● Exercise prompt:
Copy all lines in which the word "title" can be found.

:: Supplied data ::

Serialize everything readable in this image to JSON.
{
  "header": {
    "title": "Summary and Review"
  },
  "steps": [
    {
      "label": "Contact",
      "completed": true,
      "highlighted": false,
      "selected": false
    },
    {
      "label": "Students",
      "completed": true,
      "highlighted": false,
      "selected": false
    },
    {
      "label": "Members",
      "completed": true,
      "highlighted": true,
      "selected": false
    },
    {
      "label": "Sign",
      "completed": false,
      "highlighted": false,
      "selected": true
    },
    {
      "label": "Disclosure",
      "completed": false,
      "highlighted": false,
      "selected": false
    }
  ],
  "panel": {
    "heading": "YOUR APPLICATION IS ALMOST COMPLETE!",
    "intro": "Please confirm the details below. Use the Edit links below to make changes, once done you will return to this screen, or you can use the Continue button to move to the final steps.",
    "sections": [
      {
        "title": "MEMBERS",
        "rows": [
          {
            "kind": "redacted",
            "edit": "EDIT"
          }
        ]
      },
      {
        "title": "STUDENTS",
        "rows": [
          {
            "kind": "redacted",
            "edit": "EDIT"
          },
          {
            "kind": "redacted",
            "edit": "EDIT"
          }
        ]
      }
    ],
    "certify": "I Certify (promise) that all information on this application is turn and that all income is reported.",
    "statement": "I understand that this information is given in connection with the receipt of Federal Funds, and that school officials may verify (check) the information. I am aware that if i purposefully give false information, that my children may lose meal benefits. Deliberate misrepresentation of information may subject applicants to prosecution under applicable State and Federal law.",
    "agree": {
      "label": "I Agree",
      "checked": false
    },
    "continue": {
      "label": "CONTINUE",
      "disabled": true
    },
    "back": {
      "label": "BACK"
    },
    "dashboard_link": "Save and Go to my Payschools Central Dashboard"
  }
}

:::

● Full solution:
    "title": "Summary and Review"
        "title": "MEMBERS",
        "title": "STUDENTS",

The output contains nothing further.